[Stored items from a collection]
—————
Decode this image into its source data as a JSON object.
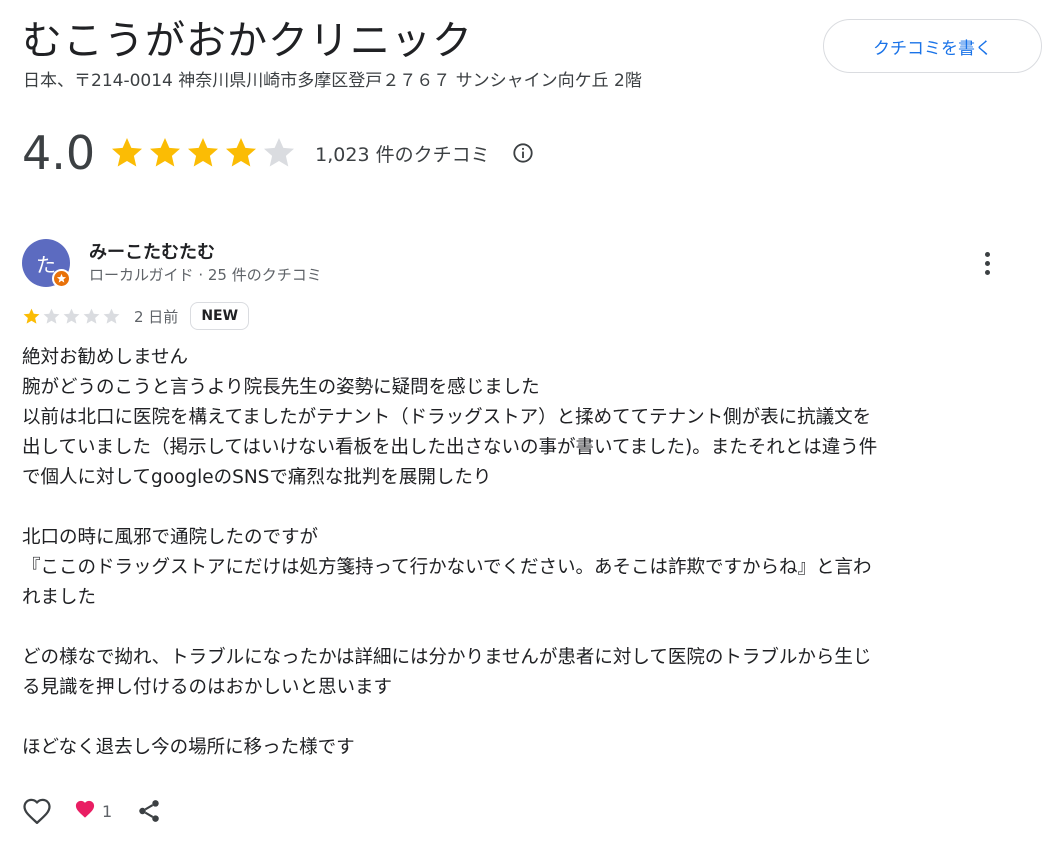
{
  "place": {
    "name": "むこうがおかクリニック",
    "address": "日本、〒214-0014 神奈川県川崎市多摩区登戸２７６７ サンシャイン向ケ丘 2階",
    "write_review_label": "クチコミを書く"
  },
  "summary": {
    "rating": "4.0",
    "rating_stars": 4,
    "review_count": "1,023 件のクチコミ",
    "star_color": "#fbbc04",
    "empty_star_color": "#dadce0"
  },
  "review": {
    "avatar_initial": "た",
    "reviewer_name": "みーこたむたむ",
    "reviewer_meta": "ローカルガイド · 25 件のクチコミ",
    "stars": 1,
    "date": "2 日前",
    "badge": "NEW",
    "lines": [
      "絶対お勧めしません",
      "腕がどうのこうと言うより院長先生の姿勢に疑問を感じました",
      "以前は北口に医院を構えてましたがテナント（ドラッグストア）と揉めててテナント側が表に抗議文を",
      "出していました（掲示してはいけない看板を出した出さないの事が書いてました)。またそれとは違う件",
      "で個人に対してgoogleのSNSで痛烈な批判を展開したり",
      "",
      "北口の時に風邪で通院したのですが",
      "『ここのドラッグストアにだけは処方箋持って行かないでください。あそこは詐欺ですからね』と言わ",
      "れました",
      "",
      "どの様なで拗れ、トラブルになったかは詳細には分かりませんが患者に対して医院のトラブルから生じ",
      "る見識を押し付けるのはおかしいと思います",
      "",
      "ほどなく退去し今の場所に移った様です"
    ],
    "reaction_count": "1",
    "icons": {
      "like": "heart-outline-icon",
      "reaction": "heart-filled-icon",
      "share": "share-icon",
      "more": "more-vert-icon",
      "info": "info-icon",
      "badge": "local-guide-badge-icon"
    }
  }
}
—————
» **PROMPT**
Retype the whole listing, keeping every line identical and omitting all pictures.

» **THE SOLUTION**
Decode this image into its source data as a JSON object.
{
  "place": {
    "name": "むこうがおかクリニック",
    "address": "日本、〒214-0014 神奈川県川崎市多摩区登戸２７６７ サンシャイン向ケ丘 2階",
    "write_review_label": "クチコミを書く"
  },
  "summary": {
    "rating": "4.0",
    "rating_stars": 4,
    "review_count": "1,023 件のクチコミ",
    "star_color": "#fbbc04",
    "empty_star_color": "#dadce0"
  },
  "review": {
    "avatar_initial": "た",
    "reviewer_name": "みーこたむたむ",
    "reviewer_meta": "ローカルガイド · 25 件のクチコミ",
    "stars": 1,
    "date": "2 日前",
    "badge": "NEW",
    "lines": [
      "絶対お勧めしません",
      "腕がどうのこうと言うより院長先生の姿勢に疑問を感じました",
      "以前は北口に医院を構えてましたがテナント（ドラッグストア）と揉めててテナント側が表に抗議文を",
      "出していました（掲示してはいけない看板を出した出さないの事が書いてました)。またそれとは違う件",
      "で個人に対してgoogleのSNSで痛烈な批判を展開したり",
      "",
      "北口の時に風邪で通院したのですが",
      "『ここのドラッグストアにだけは処方箋持って行かないでください。あそこは詐欺ですからね』と言わ",
      "れました",
      "",
      "どの様なで拗れ、トラブルになったかは詳細には分かりませんが患者に対して医院のトラブルから生じ",
      "る見識を押し付けるのはおかしいと思います",
      "",
      "ほどなく退去し今の場所に移った様です"
    ],
    "reaction_count": "1",
    "icons": {
      "like": "heart-outline-icon",
      "reaction": "heart-filled-icon",
      "share": "share-icon",
      "more": "more-vert-icon",
      "info": "info-icon",
      "badge": "local-guide-badge-icon"
    }
  }
}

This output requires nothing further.